Set task — Repeat every record below exactly, omitting any pictures.

● ● ● ● ● ● ●

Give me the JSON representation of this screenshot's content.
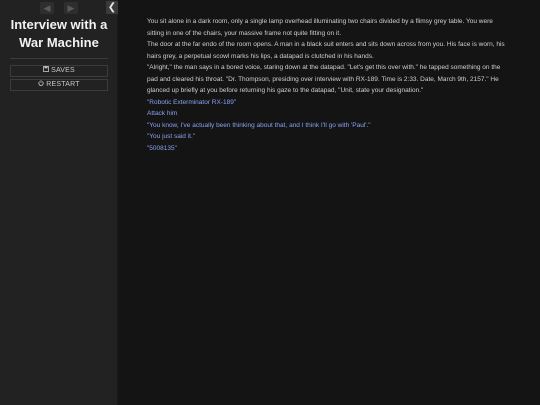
{
  "sidebar": {
    "back_arrow": "◀",
    "forward_arrow": "▶",
    "collapse_arrow": "❮",
    "title_line1": "Interview with a",
    "title_line2": "War Machine",
    "saves_label": "SAVES",
    "restart_label": "RESTART"
  },
  "passage": {
    "paragraphs": [
      "You sit alone in a dark room, only a single lamp overhead illuminating two chairs divided by a flimsy grey table. You were sitting in one of the chairs, your massive frame not quite fitting on it.",
      "The door at the far endo of the room opens. A man in a black suit enters and sits down across from you. His face is worn, his hairs grey, a perpetual scowl marks his lips, a datapad is clutched in his hands.",
      "\"Alright,\" the man says in a bored voice, staring down at the datapad. \"Let's get this over with.\" he tapped something on the pad and cleared his throat. \"Dr. Thompson, presiding over interview with RX-189. Time is 2:33. Date, March 9th, 2157.\" He glanced up briefly at you before returning his gaze to the datapad, \"Unit, state your designation.\""
    ],
    "links": [
      "\"Robotic Exterminator RX-189\"",
      "Attack him",
      "\"You know, I've actually been thinking about that, and I think I'll go with 'Paul'.\"",
      "\"You just said it.\"",
      "\"5008135\""
    ]
  }
}
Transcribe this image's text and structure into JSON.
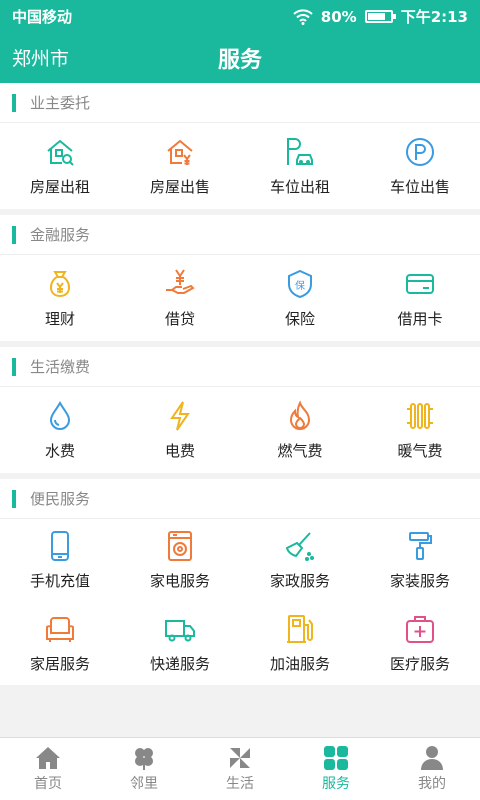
{
  "status": {
    "carrier": "中国移动",
    "battery": "80%",
    "battery_level": 0.8,
    "time": "下午2:13"
  },
  "header": {
    "city": "郑州市",
    "title": "服务"
  },
  "colors": {
    "accent": "#1ab99e",
    "orange": "#f07a3a",
    "yellow": "#f0b41e",
    "blue": "#3a9be0",
    "pink": "#e0508a"
  },
  "sections": [
    {
      "title": "业主委托",
      "items": [
        {
          "label": "房屋出租",
          "icon": "house-search-icon"
        },
        {
          "label": "房屋出售",
          "icon": "house-yen-icon"
        },
        {
          "label": "车位出租",
          "icon": "parking-car-icon"
        },
        {
          "label": "车位出售",
          "icon": "parking-circle-icon"
        }
      ]
    },
    {
      "title": "金融服务",
      "items": [
        {
          "label": "理财",
          "icon": "money-bag-icon"
        },
        {
          "label": "借贷",
          "icon": "loan-hand-icon"
        },
        {
          "label": "保险",
          "icon": "insurance-shield-icon"
        },
        {
          "label": "借用卡",
          "icon": "credit-card-icon"
        }
      ]
    },
    {
      "title": "生活缴费",
      "items": [
        {
          "label": "水费",
          "icon": "water-drop-icon"
        },
        {
          "label": "电费",
          "icon": "lightning-icon"
        },
        {
          "label": "燃气费",
          "icon": "flame-icon"
        },
        {
          "label": "暖气费",
          "icon": "radiator-icon"
        }
      ]
    },
    {
      "title": "便民服务",
      "items": [
        {
          "label": "手机充值",
          "icon": "phone-icon"
        },
        {
          "label": "家电服务",
          "icon": "washing-machine-icon"
        },
        {
          "label": "家政服务",
          "icon": "broom-icon"
        },
        {
          "label": "家装服务",
          "icon": "paint-roller-icon"
        },
        {
          "label": "家居服务",
          "icon": "sofa-icon"
        },
        {
          "label": "快递服务",
          "icon": "truck-icon"
        },
        {
          "label": "加油服务",
          "icon": "fuel-icon"
        },
        {
          "label": "医疗服务",
          "icon": "medical-kit-icon"
        }
      ]
    }
  ],
  "tabs": [
    {
      "label": "首页",
      "icon": "home-icon"
    },
    {
      "label": "邻里",
      "icon": "clover-icon"
    },
    {
      "label": "生活",
      "icon": "pinwheel-icon"
    },
    {
      "label": "服务",
      "icon": "grid-icon",
      "active": true
    },
    {
      "label": "我的",
      "icon": "person-icon"
    }
  ]
}
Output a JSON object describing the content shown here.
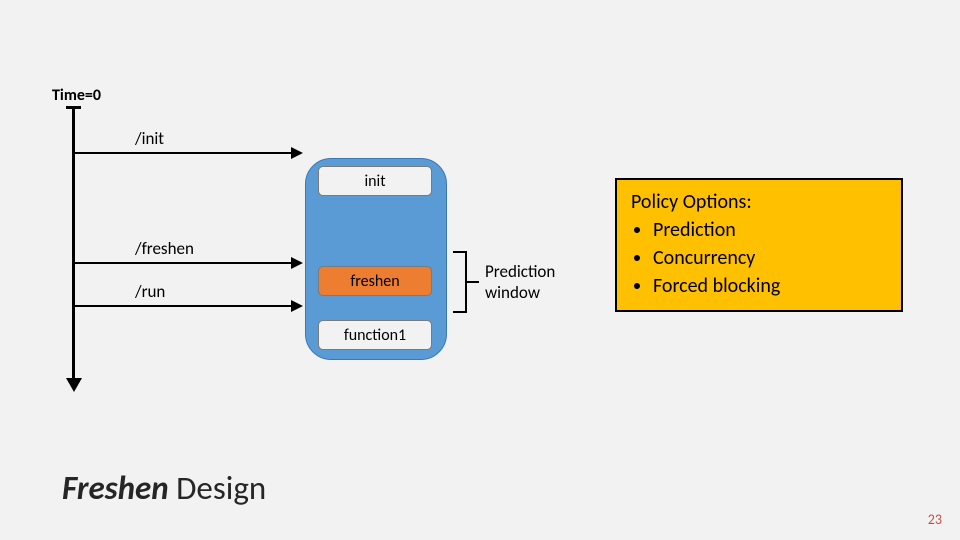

● ● ● ● ● ● ●

Finished answer —
Give me the JSON representation of this screenshot's content.
{
  "sidebar": {
    "back_arrow": "◀",
    "forward_arrow": "▶",
    "collapse_arrow": "❮",
    "title_line1": "Interview with a",
    "title_line2": "War Machine",
    "saves_label": "SAVES",
    "restart_label": "RESTART"
  },
  "passage": {
    "paragraphs": [
      "You sit alone in a dark room, only a single lamp overhead illuminating two chairs divided by a flimsy grey table. You were sitting in one of the chairs, your massive frame not quite fitting on it.",
      "The door at the far endo of the room opens. A man in a black suit enters and sits down across from you. His face is worn, his hairs grey, a perpetual scowl marks his lips, a datapad is clutched in his hands.",
      "\"Alright,\" the man says in a bored voice, staring down at the datapad. \"Let's get this over with.\" he tapped something on the pad and cleared his throat. \"Dr. Thompson, presiding over interview with RX-189. Time is 2:33. Date, March 9th, 2157.\" He glanced up briefly at you before returning his gaze to the datapad, \"Unit, state your designation.\""
    ],
    "links": [
      "\"Robotic Exterminator RX-189\"",
      "Attack him",
      "\"You know, I've actually been thinking about that, and I think I'll go with 'Paul'.\"",
      "\"You just said it.\"",
      "\"5008135\""
    ]
  }
}
Transcribe this image's text and structure into JSON.
{
  "status": {
    "carrier": "中国移动",
    "battery": "80%",
    "battery_level": 0.8,
    "time": "下午2:13"
  },
  "header": {
    "city": "郑州市",
    "title": "服务"
  },
  "colors": {
    "accent": "#1ab99e",
    "orange": "#f07a3a",
    "yellow": "#f0b41e",
    "blue": "#3a9be0",
    "pink": "#e0508a"
  },
  "sections": [
    {
      "title": "业主委托",
      "items": [
        {
          "label": "房屋出租",
          "icon": "house-search-icon"
        },
        {
          "label": "房屋出售",
          "icon": "house-yen-icon"
        },
        {
          "label": "车位出租",
          "icon": "parking-car-icon"
        },
        {
          "label": "车位出售",
          "icon": "parking-circle-icon"
        }
      ]
    },
    {
      "title": "金融服务",
      "items": [
        {
          "label": "理财",
          "icon": "money-bag-icon"
        },
        {
          "label": "借贷",
          "icon": "loan-hand-icon"
        },
        {
          "label": "保险",
          "icon": "insurance-shield-icon"
        },
        {
          "label": "借用卡",
          "icon": "credit-card-icon"
        }
      ]
    },
    {
      "title": "生活缴费",
      "items": [
        {
          "label": "水费",
          "icon": "water-drop-icon"
        },
        {
          "label": "电费",
          "icon": "lightning-icon"
        },
        {
          "label": "燃气费",
          "icon": "flame-icon"
        },
        {
          "label": "暖气费",
          "icon": "radiator-icon"
        }
      ]
    },
    {
      "title": "便民服务",
      "items": [
        {
          "label": "手机充值",
          "icon": "phone-icon"
        },
        {
          "label": "家电服务",
          "icon": "washing-machine-icon"
        },
        {
          "label": "家政服务",
          "icon": "broom-icon"
        },
        {
          "label": "家装服务",
          "icon": "paint-roller-icon"
        },
        {
          "label": "家居服务",
          "icon": "sofa-icon"
        },
        {
          "label": "快递服务",
          "icon": "truck-icon"
        },
        {
          "label": "加油服务",
          "icon": "fuel-icon"
        },
        {
          "label": "医疗服务",
          "icon": "medical-kit-icon"
        }
      ]
    }
  ],
  "tabs": [
    {
      "label": "首页",
      "icon": "home-icon"
    },
    {
      "label": "邻里",
      "icon": "clover-icon"
    },
    {
      "label": "生活",
      "icon": "pinwheel-icon"
    },
    {
      "label": "服务",
      "icon": "grid-icon",
      "active": true
    },
    {
      "label": "我的",
      "icon": "person-icon"
    }
  ]
}
Output a JSON object describing the content shown here.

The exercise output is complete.